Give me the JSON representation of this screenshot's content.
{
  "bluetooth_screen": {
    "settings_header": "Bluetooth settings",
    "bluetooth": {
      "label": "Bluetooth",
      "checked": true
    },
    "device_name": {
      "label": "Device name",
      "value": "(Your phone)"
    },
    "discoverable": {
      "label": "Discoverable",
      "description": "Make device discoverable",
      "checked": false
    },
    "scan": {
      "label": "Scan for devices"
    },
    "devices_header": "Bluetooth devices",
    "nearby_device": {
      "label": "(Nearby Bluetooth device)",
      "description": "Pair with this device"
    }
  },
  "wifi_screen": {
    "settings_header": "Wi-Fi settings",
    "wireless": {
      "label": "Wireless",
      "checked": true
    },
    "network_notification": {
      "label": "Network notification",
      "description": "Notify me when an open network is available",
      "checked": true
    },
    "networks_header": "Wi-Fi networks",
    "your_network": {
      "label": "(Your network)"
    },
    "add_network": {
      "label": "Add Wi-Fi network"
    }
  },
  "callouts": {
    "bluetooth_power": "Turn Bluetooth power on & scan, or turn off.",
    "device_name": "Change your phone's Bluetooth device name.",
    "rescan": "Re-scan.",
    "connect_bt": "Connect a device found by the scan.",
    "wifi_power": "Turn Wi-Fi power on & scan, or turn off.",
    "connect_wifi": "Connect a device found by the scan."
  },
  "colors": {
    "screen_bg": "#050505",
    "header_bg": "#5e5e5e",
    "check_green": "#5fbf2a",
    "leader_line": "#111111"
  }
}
---------------
# [DIRECTION]
Reproduce the material above exactly; please quote every line of it.

# [REPLY]
Give me the JSON representation of this screenshot's content.
{
  "bluetooth_screen": {
    "settings_header": "Bluetooth settings",
    "bluetooth": {
      "label": "Bluetooth",
      "checked": true
    },
    "device_name": {
      "label": "Device name",
      "value": "(Your phone)"
    },
    "discoverable": {
      "label": "Discoverable",
      "description": "Make device discoverable",
      "checked": false
    },
    "scan": {
      "label": "Scan for devices"
    },
    "devices_header": "Bluetooth devices",
    "nearby_device": {
      "label": "(Nearby Bluetooth device)",
      "description": "Pair with this device"
    }
  },
  "wifi_screen": {
    "settings_header": "Wi-Fi settings",
    "wireless": {
      "label": "Wireless",
      "checked": true
    },
    "network_notification": {
      "label": "Network notification",
      "description": "Notify me when an open network is available",
      "checked": true
    },
    "networks_header": "Wi-Fi networks",
    "your_network": {
      "label": "(Your network)"
    },
    "add_network": {
      "label": "Add Wi-Fi network"
    }
  },
  "callouts": {
    "bluetooth_power": "Turn Bluetooth power on & scan, or turn off.",
    "device_name": "Change your phone's Bluetooth device name.",
    "rescan": "Re-scan.",
    "connect_bt": "Connect a device found by the scan.",
    "wifi_power": "Turn Wi-Fi power on & scan, or turn off.",
    "connect_wifi": "Connect a device found by the scan."
  },
  "colors": {
    "screen_bg": "#050505",
    "header_bg": "#5e5e5e",
    "check_green": "#5fbf2a",
    "leader_line": "#111111"
  }
}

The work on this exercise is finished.